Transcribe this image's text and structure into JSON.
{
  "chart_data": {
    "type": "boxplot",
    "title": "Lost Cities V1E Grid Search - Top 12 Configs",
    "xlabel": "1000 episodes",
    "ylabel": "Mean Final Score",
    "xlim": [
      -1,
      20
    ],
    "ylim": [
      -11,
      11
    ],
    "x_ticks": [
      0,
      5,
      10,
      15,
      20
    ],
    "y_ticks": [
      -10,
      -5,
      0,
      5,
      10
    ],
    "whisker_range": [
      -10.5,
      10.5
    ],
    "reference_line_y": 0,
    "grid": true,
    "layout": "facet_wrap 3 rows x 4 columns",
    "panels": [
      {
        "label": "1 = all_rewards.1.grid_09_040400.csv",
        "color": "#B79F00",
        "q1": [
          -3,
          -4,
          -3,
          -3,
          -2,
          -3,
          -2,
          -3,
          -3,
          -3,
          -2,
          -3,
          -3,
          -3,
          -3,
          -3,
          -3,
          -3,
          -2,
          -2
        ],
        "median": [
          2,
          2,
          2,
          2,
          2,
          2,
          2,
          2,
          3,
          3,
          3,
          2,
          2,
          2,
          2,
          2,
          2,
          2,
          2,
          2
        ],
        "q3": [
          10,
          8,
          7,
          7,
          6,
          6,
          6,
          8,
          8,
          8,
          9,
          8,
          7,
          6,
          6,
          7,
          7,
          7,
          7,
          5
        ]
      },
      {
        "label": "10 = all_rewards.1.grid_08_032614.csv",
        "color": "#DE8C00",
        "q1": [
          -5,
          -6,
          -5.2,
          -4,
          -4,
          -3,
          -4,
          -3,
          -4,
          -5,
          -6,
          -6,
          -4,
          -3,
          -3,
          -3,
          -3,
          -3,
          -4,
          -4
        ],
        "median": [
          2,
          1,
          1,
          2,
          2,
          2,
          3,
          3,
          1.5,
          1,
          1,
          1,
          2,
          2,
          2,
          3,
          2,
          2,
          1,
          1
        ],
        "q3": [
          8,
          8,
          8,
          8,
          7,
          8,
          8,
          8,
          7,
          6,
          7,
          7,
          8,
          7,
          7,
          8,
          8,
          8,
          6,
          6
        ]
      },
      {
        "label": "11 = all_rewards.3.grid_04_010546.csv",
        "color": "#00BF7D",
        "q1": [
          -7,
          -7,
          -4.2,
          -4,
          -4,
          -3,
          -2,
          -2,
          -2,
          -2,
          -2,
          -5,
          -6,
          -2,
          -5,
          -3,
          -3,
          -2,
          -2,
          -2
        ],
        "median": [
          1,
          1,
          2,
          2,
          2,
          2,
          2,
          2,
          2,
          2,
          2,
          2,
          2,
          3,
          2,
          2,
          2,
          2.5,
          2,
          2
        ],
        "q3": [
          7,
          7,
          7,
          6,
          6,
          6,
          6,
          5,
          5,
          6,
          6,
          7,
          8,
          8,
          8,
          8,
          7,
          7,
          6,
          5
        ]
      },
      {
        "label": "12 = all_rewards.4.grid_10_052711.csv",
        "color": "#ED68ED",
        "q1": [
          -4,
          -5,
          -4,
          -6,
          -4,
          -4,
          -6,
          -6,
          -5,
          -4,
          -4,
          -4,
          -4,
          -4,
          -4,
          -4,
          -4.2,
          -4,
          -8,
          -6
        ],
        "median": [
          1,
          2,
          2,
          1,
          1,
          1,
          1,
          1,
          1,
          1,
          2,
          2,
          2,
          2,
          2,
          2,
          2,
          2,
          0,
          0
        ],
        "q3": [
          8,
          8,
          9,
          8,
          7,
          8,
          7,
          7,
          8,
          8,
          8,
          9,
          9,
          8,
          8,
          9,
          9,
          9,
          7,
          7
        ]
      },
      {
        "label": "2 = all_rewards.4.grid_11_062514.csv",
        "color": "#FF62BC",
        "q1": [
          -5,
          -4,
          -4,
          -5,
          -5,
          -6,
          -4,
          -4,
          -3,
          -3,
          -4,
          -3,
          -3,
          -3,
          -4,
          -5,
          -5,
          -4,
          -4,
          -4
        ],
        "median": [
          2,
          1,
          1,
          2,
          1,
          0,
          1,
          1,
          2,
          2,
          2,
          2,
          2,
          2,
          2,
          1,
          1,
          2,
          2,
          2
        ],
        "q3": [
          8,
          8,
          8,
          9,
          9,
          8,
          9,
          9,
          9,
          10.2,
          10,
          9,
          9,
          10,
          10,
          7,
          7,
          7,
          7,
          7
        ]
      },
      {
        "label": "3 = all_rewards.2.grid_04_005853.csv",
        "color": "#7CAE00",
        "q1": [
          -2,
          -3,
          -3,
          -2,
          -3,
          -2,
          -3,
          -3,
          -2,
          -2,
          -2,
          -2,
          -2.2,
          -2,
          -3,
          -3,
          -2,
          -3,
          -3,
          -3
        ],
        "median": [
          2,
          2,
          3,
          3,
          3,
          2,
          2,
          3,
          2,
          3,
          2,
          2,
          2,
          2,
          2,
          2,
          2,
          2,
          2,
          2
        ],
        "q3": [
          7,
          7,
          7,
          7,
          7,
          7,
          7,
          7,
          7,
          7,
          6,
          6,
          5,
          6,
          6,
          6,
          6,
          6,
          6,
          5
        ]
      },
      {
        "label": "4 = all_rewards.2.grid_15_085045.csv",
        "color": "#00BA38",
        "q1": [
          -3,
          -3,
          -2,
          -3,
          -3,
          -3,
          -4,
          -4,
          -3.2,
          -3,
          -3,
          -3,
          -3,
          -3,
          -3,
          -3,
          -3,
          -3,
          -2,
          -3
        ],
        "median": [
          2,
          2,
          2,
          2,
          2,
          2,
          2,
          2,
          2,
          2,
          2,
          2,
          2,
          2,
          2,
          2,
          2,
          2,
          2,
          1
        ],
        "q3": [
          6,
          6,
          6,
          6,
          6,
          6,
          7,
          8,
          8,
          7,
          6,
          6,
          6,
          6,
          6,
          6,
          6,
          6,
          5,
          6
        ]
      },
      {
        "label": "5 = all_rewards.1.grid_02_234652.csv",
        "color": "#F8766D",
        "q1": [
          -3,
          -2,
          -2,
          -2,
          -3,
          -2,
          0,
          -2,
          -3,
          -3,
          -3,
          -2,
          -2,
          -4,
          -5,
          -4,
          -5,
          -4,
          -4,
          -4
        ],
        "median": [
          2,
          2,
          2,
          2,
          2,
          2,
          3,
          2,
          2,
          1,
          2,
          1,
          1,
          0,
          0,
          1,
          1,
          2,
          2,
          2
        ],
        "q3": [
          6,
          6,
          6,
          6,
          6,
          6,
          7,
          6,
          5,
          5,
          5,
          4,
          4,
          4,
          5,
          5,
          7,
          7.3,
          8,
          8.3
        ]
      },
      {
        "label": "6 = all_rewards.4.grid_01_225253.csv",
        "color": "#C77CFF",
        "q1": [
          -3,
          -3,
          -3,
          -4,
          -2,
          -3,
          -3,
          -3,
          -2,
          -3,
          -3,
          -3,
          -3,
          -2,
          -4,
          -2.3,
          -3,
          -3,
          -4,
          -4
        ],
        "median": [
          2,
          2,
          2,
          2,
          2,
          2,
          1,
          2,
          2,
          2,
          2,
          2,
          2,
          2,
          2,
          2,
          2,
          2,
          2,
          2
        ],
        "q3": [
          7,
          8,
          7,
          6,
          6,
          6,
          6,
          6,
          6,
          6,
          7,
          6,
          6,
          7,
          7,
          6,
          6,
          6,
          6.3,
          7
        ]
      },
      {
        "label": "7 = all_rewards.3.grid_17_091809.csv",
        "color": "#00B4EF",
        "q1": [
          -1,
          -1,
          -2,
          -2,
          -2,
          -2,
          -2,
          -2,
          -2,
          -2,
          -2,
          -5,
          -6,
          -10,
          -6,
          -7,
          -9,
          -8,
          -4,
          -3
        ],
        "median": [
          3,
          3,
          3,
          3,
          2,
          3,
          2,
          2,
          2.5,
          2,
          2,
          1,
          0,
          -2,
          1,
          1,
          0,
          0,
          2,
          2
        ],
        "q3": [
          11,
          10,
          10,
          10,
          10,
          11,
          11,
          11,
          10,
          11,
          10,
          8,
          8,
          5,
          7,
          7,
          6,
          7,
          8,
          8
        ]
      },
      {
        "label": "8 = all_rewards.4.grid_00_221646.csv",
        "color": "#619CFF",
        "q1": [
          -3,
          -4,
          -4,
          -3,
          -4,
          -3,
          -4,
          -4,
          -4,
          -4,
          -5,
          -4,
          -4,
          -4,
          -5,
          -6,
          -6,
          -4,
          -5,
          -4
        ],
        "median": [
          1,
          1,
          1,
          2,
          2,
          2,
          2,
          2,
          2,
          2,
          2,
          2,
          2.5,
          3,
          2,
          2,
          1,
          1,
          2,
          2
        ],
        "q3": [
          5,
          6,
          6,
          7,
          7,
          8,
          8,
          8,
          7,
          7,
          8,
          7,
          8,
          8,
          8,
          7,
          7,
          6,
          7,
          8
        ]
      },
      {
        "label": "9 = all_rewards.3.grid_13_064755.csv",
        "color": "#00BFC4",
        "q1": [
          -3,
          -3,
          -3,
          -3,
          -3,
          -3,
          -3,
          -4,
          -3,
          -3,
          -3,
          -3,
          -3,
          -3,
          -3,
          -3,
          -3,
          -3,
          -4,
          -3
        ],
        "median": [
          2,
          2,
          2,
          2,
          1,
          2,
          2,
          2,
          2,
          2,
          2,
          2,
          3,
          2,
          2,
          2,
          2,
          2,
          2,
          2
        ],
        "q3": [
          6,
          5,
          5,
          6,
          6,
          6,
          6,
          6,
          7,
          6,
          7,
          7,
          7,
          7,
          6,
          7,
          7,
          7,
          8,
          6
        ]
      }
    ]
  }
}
== == ==
§ **WHAT YOU SHOULD DO**
Gather every line from the listing above in which the word "color" appears.

§ **THE COMPLETED TASK**
        "color": "#B79F00",
        "color": "#DE8C00",
        "color": "#00BF7D",
        "color": "#ED68ED",
        "color": "#FF62BC",
        "color": "#7CAE00",
        "color": "#00BA38",
        "color": "#F8766D",
        "color": "#C77CFF",
        "color": "#00B4EF",
        "color": "#619CFF",
        "color": "#00BFC4",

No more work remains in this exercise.